#### [DIRECTIONS FOR THIS TASK]
Transcribe all of the material exactly.
>>>>>
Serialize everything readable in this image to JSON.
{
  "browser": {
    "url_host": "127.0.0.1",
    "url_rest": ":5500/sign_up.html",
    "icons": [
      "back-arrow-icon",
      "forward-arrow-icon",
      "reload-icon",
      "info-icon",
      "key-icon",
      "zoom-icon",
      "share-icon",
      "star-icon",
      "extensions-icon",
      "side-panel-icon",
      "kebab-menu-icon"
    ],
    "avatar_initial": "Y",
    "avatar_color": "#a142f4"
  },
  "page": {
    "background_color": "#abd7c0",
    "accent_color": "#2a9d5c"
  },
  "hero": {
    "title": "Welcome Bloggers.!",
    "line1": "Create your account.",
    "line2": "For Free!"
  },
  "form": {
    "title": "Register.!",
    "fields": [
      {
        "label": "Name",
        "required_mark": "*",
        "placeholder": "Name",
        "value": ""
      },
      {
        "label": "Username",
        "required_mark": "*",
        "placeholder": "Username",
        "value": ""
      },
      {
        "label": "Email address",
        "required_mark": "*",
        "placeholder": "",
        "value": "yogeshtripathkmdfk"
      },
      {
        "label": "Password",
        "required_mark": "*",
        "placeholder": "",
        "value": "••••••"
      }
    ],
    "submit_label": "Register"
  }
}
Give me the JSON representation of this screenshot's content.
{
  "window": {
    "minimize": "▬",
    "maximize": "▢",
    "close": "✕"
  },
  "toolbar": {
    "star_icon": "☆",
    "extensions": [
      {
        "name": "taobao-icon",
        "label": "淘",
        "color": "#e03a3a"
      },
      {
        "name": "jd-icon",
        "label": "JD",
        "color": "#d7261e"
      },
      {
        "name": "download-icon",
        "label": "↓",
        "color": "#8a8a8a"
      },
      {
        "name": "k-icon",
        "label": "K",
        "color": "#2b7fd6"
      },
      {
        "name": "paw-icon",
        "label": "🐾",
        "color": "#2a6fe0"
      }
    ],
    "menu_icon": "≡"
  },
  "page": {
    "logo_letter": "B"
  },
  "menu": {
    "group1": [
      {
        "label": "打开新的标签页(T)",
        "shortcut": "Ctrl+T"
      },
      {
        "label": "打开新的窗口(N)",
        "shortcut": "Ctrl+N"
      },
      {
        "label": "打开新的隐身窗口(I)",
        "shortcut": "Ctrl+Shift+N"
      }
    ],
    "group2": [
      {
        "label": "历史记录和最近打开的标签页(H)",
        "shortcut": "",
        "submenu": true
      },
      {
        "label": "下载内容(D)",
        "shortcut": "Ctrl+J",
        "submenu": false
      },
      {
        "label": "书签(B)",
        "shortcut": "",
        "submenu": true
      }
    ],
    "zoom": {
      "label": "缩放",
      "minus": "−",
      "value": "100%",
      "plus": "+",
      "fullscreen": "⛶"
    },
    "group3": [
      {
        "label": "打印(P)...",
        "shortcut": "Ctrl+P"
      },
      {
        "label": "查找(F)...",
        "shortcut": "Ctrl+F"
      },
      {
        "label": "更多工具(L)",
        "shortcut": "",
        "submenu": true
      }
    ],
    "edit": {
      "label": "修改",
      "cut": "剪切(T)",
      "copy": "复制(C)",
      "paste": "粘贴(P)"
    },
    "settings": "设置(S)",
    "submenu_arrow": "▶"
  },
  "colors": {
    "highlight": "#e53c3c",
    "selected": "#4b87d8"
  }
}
<<<<<
#### [SOLUTION FOR THIS PROBLEM]
Serialize everything readable in this image to JSON.
{
  "browser": {
    "url_host": "127.0.0.1",
    "url_rest": ":5500/sign_up.html",
    "icons": [
      "back-arrow-icon",
      "forward-arrow-icon",
      "reload-icon",
      "info-icon",
      "key-icon",
      "zoom-icon",
      "share-icon",
      "star-icon",
      "extensions-icon",
      "side-panel-icon",
      "kebab-menu-icon"
    ],
    "avatar_initial": "Y",
    "avatar_color": "#a142f4"
  },
  "page": {
    "background_color": "#abd7c0",
    "accent_color": "#2a9d5c"
  },
  "hero": {
    "title": "Welcome Bloggers.!",
    "line1": "Create your account.",
    "line2": "For Free!"
  },
  "form": {
    "title": "Register.!",
    "fields": [
      {
        "label": "Name",
        "required_mark": "*",
        "placeholder": "Name",
        "value": ""
      },
      {
        "label": "Username",
        "required_mark": "*",
        "placeholder": "Username",
        "value": ""
      },
      {
        "label": "Email address",
        "required_mark": "*",
        "placeholder": "",
        "value": "yogeshtripathkmdfk"
      },
      {
        "label": "Password",
        "required_mark": "*",
        "placeholder": "",
        "value": "••••••"
      }
    ],
    "submit_label": "Register"
  }
}
Give me the JSON representation of this screenshot's content.
{
  "window": {
    "minimize": "▬",
    "maximize": "▢",
    "close": "✕"
  },
  "toolbar": {
    "star_icon": "☆",
    "extensions": [
      {
        "name": "taobao-icon",
        "label": "淘",
        "color": "#e03a3a"
      },
      {
        "name": "jd-icon",
        "label": "JD",
        "color": "#d7261e"
      },
      {
        "name": "download-icon",
        "label": "↓",
        "color": "#8a8a8a"
      },
      {
        "name": "k-icon",
        "label": "K",
        "color": "#2b7fd6"
      },
      {
        "name": "paw-icon",
        "label": "🐾",
        "color": "#2a6fe0"
      }
    ],
    "menu_icon": "≡"
  },
  "page": {
    "logo_letter": "B"
  },
  "menu": {
    "group1": [
      {
        "label": "打开新的标签页(T)",
        "shortcut": "Ctrl+T"
      },
      {
        "label": "打开新的窗口(N)",
        "shortcut": "Ctrl+N"
      },
      {
        "label": "打开新的隐身窗口(I)",
        "shortcut": "Ctrl+Shift+N"
      }
    ],
    "group2": [
      {
        "label": "历史记录和最近打开的标签页(H)",
        "shortcut": "",
        "submenu": true
      },
      {
        "label": "下载内容(D)",
        "shortcut": "Ctrl+J",
        "submenu": false
      },
      {
        "label": "书签(B)",
        "shortcut": "",
        "submenu": true
      }
    ],
    "zoom": {
      "label": "缩放",
      "minus": "−",
      "value": "100%",
      "plus": "+",
      "fullscreen": "⛶"
    },
    "group3": [
      {
        "label": "打印(P)...",
        "shortcut": "Ctrl+P"
      },
      {
        "label": "查找(F)...",
        "shortcut": "Ctrl+F"
      },
      {
        "label": "更多工具(L)",
        "shortcut": "",
        "submenu": true
      }
    ],
    "edit": {
      "label": "修改",
      "cut": "剪切(T)",
      "copy": "复制(C)",
      "paste": "粘贴(P)"
    },
    "settings": "设置(S)",
    "submenu_arrow": "▶"
  },
  "colors": {
    "highlight": "#e53c3c",
    "selected": "#4b87d8"
  }
}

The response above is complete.